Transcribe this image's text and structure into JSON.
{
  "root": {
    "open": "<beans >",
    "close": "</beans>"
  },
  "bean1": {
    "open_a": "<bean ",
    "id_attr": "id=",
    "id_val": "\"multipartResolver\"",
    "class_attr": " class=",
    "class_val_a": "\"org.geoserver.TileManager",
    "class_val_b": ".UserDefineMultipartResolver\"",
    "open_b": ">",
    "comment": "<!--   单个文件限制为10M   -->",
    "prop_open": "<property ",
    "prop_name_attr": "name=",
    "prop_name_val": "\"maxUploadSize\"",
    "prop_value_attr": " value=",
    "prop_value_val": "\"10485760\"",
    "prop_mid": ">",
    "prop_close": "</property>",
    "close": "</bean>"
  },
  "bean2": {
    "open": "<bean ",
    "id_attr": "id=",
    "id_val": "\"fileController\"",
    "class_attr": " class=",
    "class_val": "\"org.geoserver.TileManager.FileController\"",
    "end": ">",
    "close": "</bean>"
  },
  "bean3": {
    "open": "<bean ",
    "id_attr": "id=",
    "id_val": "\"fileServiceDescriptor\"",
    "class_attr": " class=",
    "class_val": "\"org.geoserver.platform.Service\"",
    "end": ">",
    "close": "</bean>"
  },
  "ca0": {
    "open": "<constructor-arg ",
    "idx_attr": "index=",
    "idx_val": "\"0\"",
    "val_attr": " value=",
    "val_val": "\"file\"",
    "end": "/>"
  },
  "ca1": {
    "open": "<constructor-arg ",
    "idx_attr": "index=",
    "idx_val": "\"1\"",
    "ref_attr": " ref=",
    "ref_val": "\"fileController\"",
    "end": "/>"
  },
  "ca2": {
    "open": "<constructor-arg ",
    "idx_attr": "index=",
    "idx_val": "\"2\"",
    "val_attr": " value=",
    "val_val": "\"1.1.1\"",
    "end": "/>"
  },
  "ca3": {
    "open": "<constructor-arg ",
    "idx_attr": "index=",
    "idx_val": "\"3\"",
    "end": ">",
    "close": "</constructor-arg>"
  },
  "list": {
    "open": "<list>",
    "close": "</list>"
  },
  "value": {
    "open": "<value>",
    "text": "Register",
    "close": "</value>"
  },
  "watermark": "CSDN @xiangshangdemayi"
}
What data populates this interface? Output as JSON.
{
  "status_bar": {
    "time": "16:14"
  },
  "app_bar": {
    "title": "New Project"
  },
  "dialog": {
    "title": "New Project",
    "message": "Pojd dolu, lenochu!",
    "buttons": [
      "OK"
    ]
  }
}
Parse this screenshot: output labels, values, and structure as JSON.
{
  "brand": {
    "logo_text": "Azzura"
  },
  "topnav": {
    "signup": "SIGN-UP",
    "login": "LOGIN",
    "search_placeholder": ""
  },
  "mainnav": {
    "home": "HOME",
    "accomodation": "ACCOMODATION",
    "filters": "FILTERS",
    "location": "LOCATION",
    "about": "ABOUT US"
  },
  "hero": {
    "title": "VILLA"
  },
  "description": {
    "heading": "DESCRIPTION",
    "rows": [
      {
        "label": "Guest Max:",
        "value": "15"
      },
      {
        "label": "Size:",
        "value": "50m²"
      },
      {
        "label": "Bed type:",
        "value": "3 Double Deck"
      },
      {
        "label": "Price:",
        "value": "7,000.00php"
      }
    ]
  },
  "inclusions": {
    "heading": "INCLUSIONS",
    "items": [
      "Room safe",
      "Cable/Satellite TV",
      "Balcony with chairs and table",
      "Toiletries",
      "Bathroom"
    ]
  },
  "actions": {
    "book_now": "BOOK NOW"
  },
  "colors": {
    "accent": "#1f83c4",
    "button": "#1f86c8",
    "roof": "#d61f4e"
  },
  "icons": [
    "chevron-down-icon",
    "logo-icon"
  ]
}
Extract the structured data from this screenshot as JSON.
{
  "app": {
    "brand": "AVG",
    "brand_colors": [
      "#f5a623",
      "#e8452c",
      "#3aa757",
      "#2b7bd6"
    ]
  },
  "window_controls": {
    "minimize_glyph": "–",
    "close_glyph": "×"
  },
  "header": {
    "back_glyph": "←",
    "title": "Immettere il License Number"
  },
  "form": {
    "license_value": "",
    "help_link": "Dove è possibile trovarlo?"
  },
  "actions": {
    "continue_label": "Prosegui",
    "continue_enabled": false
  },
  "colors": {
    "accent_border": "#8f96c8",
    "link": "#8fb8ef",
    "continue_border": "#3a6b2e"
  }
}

What is being asked – Please restate the data word for word, every record included.

Task solution –
Transcribe this image's text and structure into JSON.
{
  "root": {
    "open": "<beans >",
    "close": "</beans>"
  },
  "bean1": {
    "open_a": "<bean ",
    "id_attr": "id=",
    "id_val": "\"multipartResolver\"",
    "class_attr": " class=",
    "class_val_a": "\"org.geoserver.TileManager",
    "class_val_b": ".UserDefineMultipartResolver\"",
    "open_b": ">",
    "comment": "<!--   单个文件限制为10M   -->",
    "prop_open": "<property ",
    "prop_name_attr": "name=",
    "prop_name_val": "\"maxUploadSize\"",
    "prop_value_attr": " value=",
    "prop_value_val": "\"10485760\"",
    "prop_mid": ">",
    "prop_close": "</property>",
    "close": "</bean>"
  },
  "bean2": {
    "open": "<bean ",
    "id_attr": "id=",
    "id_val": "\"fileController\"",
    "class_attr": " class=",
    "class_val": "\"org.geoserver.TileManager.FileController\"",
    "end": ">",
    "close": "</bean>"
  },
  "bean3": {
    "open": "<bean ",
    "id_attr": "id=",
    "id_val": "\"fileServiceDescriptor\"",
    "class_attr": " class=",
    "class_val": "\"org.geoserver.platform.Service\"",
    "end": ">",
    "close": "</bean>"
  },
  "ca0": {
    "open": "<constructor-arg ",
    "idx_attr": "index=",
    "idx_val": "\"0\"",
    "val_attr": " value=",
    "val_val": "\"file\"",
    "end": "/>"
  },
  "ca1": {
    "open": "<constructor-arg ",
    "idx_attr": "index=",
    "idx_val": "\"1\"",
    "ref_attr": " ref=",
    "ref_val": "\"fileController\"",
    "end": "/>"
  },
  "ca2": {
    "open": "<constructor-arg ",
    "idx_attr": "index=",
    "idx_val": "\"2\"",
    "val_attr": " value=",
    "val_val": "\"1.1.1\"",
    "end": "/>"
  },
  "ca3": {
    "open": "<constructor-arg ",
    "idx_attr": "index=",
    "idx_val": "\"3\"",
    "end": ">",
    "close": "</constructor-arg>"
  },
  "list": {
    "open": "<list>",
    "close": "</list>"
  },
  "value": {
    "open": "<value>",
    "text": "Register",
    "close": "</value>"
  },
  "watermark": "CSDN @xiangshangdemayi"
}
What data populates this interface? Output as JSON.
{
  "status_bar": {
    "time": "16:14"
  },
  "app_bar": {
    "title": "New Project"
  },
  "dialog": {
    "title": "New Project",
    "message": "Pojd dolu, lenochu!",
    "buttons": [
      "OK"
    ]
  }
}
Parse this screenshot: output labels, values, and structure as JSON.
{
  "brand": {
    "logo_text": "Azzura"
  },
  "topnav": {
    "signup": "SIGN-UP",
    "login": "LOGIN",
    "search_placeholder": ""
  },
  "mainnav": {
    "home": "HOME",
    "accomodation": "ACCOMODATION",
    "filters": "FILTERS",
    "location": "LOCATION",
    "about": "ABOUT US"
  },
  "hero": {
    "title": "VILLA"
  },
  "description": {
    "heading": "DESCRIPTION",
    "rows": [
      {
        "label": "Guest Max:",
        "value": "15"
      },
      {
        "label": "Size:",
        "value": "50m²"
      },
      {
        "label": "Bed type:",
        "value": "3 Double Deck"
      },
      {
        "label": "Price:",
        "value": "7,000.00php"
      }
    ]
  },
  "inclusions": {
    "heading": "INCLUSIONS",
    "items": [
      "Room safe",
      "Cable/Satellite TV",
      "Balcony with chairs and table",
      "Toiletries",
      "Bathroom"
    ]
  },
  "actions": {
    "book_now": "BOOK NOW"
  },
  "colors": {
    "accent": "#1f83c4",
    "button": "#1f86c8",
    "roof": "#d61f4e"
  },
  "icons": [
    "chevron-down-icon",
    "logo-icon"
  ]
}
Extract the structured data from this screenshot as JSON.
{
  "app": {
    "brand": "AVG",
    "brand_colors": [
      "#f5a623",
      "#e8452c",
      "#3aa757",
      "#2b7bd6"
    ]
  },
  "window_controls": {
    "minimize_glyph": "–",
    "close_glyph": "×"
  },
  "header": {
    "back_glyph": "←",
    "title": "Immettere il License Number"
  },
  "form": {
    "license_value": "",
    "help_link": "Dove è possibile trovarlo?"
  },
  "actions": {
    "continue_label": "Prosegui",
    "continue_enabled": false
  },
  "colors": {
    "accent_border": "#8f96c8",
    "link": "#8fb8ef",
    "continue_border": "#3a6b2e"
  }
}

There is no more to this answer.